STATED GOAL:
Count each line in which the word "presentations" appears. Reply with the total and nothing more.
[START OF MATERIAL PROVIDED]
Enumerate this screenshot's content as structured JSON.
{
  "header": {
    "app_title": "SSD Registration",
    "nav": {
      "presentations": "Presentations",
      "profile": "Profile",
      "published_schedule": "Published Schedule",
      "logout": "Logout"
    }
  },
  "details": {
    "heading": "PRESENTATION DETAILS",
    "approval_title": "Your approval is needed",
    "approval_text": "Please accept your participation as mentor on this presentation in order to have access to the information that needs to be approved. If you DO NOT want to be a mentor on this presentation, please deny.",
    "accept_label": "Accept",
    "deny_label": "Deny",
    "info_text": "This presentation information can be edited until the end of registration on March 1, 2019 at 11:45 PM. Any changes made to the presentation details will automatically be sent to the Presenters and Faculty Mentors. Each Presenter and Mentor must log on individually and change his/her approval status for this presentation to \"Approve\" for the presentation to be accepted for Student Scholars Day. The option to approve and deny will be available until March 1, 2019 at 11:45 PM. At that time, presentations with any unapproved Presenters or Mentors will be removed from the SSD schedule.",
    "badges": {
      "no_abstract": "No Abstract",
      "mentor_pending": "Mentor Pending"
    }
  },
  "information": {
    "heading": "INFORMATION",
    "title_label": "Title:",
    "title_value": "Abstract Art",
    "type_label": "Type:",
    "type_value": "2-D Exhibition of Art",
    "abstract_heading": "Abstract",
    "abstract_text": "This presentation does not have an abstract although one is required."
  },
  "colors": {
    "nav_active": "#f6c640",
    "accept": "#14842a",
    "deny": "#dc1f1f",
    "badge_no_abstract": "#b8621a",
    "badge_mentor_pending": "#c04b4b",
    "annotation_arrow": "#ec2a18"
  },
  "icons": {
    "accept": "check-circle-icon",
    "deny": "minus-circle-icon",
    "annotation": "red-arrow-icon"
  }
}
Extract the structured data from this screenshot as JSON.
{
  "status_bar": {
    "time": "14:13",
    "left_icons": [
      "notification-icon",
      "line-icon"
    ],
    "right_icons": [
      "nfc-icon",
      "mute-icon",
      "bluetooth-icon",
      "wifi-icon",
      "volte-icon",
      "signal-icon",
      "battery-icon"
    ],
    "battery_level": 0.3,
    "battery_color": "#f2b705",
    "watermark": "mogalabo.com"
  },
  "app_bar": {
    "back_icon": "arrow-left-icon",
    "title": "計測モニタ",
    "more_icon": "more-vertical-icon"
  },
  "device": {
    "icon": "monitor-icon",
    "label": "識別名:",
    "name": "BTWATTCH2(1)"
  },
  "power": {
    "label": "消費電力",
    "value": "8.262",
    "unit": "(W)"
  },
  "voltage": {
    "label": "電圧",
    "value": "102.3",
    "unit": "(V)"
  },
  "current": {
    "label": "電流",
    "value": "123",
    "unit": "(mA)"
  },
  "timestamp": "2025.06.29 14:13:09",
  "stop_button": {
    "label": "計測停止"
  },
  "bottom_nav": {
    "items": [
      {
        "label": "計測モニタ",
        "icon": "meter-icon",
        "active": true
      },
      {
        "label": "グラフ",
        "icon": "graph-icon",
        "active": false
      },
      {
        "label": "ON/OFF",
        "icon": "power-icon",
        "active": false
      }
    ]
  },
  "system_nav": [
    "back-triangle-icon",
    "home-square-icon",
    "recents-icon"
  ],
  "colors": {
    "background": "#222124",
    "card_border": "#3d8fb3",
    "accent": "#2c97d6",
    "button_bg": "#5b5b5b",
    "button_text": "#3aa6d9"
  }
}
[END OF MATERIAL PROVIDED]
SOLUTION TO THIS EXERCISE:
2